WRITTEN PROBLEM: Return a copy of each line that holds the string "name".

[begin MATERIAL SHOWN]

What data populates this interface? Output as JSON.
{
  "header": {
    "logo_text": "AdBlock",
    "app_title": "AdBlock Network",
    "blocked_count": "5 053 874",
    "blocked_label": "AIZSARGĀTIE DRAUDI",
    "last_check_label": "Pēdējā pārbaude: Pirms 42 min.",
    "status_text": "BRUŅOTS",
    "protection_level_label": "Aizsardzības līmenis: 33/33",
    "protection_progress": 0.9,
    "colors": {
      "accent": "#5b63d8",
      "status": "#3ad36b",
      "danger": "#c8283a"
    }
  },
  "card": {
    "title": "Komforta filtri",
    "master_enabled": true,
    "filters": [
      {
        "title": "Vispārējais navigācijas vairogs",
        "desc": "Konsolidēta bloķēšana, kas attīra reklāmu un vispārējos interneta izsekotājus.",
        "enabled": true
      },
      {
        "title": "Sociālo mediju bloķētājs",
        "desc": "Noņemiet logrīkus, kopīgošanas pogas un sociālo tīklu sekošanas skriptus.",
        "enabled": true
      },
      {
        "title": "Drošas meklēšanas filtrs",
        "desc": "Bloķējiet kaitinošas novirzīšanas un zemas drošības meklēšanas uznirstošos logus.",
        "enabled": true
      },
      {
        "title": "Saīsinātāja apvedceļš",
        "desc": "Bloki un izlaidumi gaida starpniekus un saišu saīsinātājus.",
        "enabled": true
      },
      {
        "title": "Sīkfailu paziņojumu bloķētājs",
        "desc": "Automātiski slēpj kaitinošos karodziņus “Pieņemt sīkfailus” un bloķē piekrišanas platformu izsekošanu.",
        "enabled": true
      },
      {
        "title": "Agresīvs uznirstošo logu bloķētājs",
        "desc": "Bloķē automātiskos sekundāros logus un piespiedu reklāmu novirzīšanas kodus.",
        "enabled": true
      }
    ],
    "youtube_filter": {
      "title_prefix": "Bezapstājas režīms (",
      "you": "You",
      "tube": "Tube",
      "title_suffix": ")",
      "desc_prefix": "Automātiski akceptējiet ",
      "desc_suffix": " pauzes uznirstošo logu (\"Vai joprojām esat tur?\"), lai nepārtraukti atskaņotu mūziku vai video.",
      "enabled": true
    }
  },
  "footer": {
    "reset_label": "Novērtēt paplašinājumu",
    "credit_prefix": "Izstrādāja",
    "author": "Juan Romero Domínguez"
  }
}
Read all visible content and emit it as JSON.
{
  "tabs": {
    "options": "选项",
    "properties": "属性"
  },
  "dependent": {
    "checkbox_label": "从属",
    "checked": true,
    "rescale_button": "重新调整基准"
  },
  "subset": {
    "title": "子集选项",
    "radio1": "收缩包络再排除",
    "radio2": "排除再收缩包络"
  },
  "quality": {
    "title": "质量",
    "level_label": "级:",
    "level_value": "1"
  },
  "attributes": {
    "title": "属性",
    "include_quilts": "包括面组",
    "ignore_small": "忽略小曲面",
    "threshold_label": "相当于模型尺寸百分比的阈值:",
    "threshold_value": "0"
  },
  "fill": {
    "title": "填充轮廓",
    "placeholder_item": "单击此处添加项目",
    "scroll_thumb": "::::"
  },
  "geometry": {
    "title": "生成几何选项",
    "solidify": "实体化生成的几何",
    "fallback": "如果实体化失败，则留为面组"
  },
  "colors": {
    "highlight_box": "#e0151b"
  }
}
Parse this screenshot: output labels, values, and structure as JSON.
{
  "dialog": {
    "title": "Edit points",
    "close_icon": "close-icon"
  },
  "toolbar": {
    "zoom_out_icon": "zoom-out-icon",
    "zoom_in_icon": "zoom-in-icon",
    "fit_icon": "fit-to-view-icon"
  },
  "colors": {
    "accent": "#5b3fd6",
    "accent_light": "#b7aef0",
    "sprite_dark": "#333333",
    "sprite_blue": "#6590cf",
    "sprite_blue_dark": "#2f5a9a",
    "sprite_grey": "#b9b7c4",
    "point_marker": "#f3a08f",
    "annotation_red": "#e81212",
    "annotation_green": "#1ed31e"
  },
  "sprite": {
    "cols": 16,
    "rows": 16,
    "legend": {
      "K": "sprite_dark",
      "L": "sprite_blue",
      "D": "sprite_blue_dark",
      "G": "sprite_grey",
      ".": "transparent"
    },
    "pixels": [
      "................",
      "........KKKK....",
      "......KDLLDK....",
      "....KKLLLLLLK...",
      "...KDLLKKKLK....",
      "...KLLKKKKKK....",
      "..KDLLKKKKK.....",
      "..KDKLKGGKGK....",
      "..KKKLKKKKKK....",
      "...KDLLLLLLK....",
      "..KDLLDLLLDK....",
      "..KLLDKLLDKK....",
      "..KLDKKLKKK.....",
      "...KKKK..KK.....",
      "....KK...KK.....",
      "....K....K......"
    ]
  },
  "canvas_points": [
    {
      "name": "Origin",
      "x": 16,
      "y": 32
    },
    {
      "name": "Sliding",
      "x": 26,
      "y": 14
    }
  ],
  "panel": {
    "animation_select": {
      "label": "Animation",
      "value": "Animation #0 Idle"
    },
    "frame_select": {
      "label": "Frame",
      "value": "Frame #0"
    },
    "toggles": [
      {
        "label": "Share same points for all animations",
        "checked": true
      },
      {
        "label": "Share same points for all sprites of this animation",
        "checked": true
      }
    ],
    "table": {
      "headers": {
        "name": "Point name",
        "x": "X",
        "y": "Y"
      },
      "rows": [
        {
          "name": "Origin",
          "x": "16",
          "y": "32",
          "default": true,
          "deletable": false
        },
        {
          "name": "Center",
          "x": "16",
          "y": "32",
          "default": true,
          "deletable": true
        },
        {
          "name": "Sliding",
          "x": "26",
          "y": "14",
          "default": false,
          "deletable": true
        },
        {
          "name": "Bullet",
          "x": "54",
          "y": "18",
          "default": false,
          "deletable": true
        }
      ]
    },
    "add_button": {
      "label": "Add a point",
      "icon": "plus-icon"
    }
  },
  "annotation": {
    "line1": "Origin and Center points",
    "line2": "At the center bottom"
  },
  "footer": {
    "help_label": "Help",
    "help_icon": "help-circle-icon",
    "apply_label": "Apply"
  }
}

[end MATERIAL SHOWN]

SOLVED PROBLEM:
      "name": "Origin",
      "name": "Sliding",
        "name": "Point name",
          "name": "Origin",
          "name": "Center",
          "name": "Sliding",
          "name": "Bullet",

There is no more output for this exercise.